#### Document text ####

An effective enterprise architecture strategy can prove transformational for your business. It can align your IT systems, investment decisions, and change management processes with your business goals, at the same time as reducing process duplication, technical debt, and expenditure wasted on dealing with unnecessary system complexity. Let our comprehensive blueprint show you how.
What are enterprise architecture strategies?
An enterprise architecture (EA) strategy is an overarching approach that ensures your IT systems, technology solutions, processes, data architecture, decision-making and more are all aligned with your business goals. This business-driven approach ensures you can be agile in response to market changes and streamline your processes and resources efficiently. The enterprise-wide benefits mean you can also be confident that the decisions you make, guided by your enterprise architecture strategy, will support your desired direction of organizational travel.
An enterprise strategy encompasses a roadmap, standardized processes, methodologies, and more, supporting you to govern and operate in line with a framework that helps future-proof your business.
Our related article – What is enterprise architecture? – dives into further detail on this topic.
The four foundational pillars of a modern EA strategy
To embrace enterprise architecture as a strategy, you’ll need to focus on four core pillars:
· Business architecture
· Data architecture
· Application architecture
· Technology architecture
Your EA strategy will need to span all of these to be successful. You’ll also need a holistic approach to stakeholder engagement, ensuring you communicate regularly and openly with all those who can contribute to your EA strategy being successful and scalable.
Business architecture
The first step in tying together your enterprise architecture and business strategy is understanding your business architecture. This encompasses everything from your operational procedures and processes to the fundamental concepts on which these are based.

#### Information shown ####

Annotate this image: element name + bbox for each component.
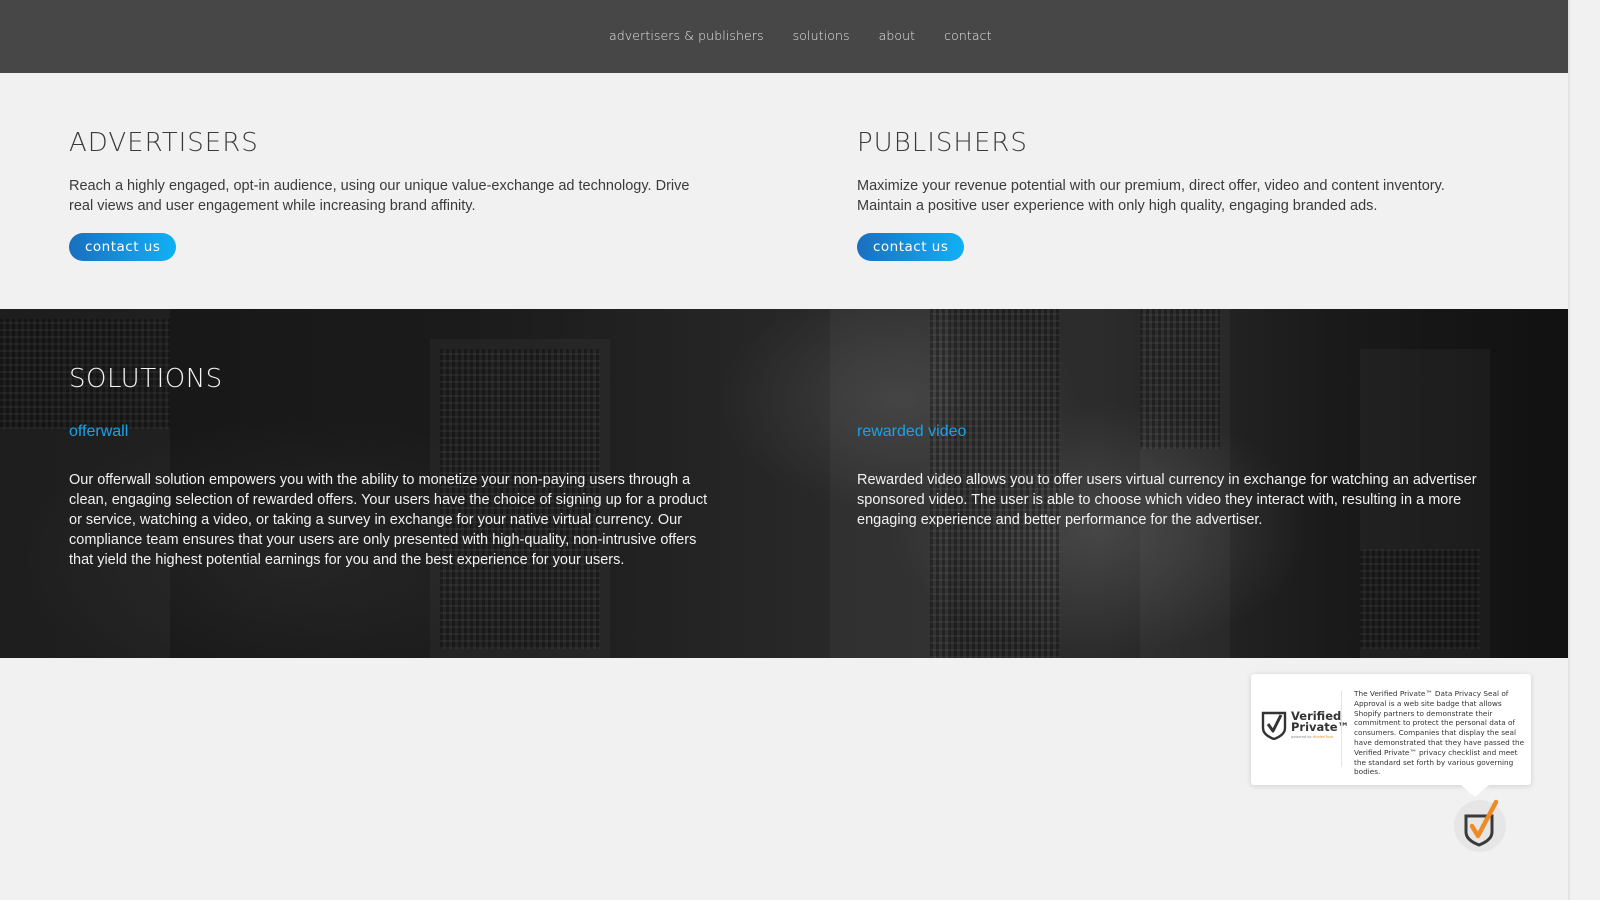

####

◆ Set of tasks ◆
a – Answer these questions using the enterprise architecture article, one answer per line with matching labels:
(i) What four pillars does the article name?
(ii) What is the title of the related article it mentions?
(iii) What does it call the first step in tying together enterprise architecture and business strategy?
b – Write the next part of the enterprise architecture article, picking up after its last sentence.
The listing has no connection to the enterprise architecture article.

◆ Responses to the tasks ◆
a –
(i) Business architecture, data architecture, application architecture, and technology architecture.
(ii) What is enterprise architecture?
(iii) Understanding your business architecture.

b –
An enterprise architect will need to assess governance, goals, and functionality as part of this, ensuring the resulting enterprise architecture strategy takes all of these into account.
Data architecture
The second pillar of enterprise architecture strategies is data architecture. This includes the breadth of your information assets, along with data collection, management, governance, storage, and consumption.
Application architecture
Next comes your application architecture. This encompasses all the applications in use across the business. Their design, interdependencies and interoperable capability will all factor into your EA strategy, including the APIs that enable data to flow between them all.
Technology architecture
The final area your enterprise architecture team will evaluate as part of its strategy design is your technology architecture. This is both cloud services and physical hardware, along with network infrastructure, API gateways, and all the other infrastructure services and systems that keen your business running in a coherent and integrated manner.
Why an EA strategy is non-negotiable in today’s market
An enterprise architecture strategy, when implemented well, can drive value across your organization. Yes, it costs money to implement, but by enabling you to optimize processes, technology and other investments, decision-making, and more, it can dramatically reduce costs in other areas. Application rationalization and virtualization, vendor consolidation and renegotiation, and reduced infrastructure complexity can all deliver savings. LeanIX, a software platform used to integrate enterprise architecture practices, reports that vendor consolidation can lower total cost of ownership of applications by 22-28% annually.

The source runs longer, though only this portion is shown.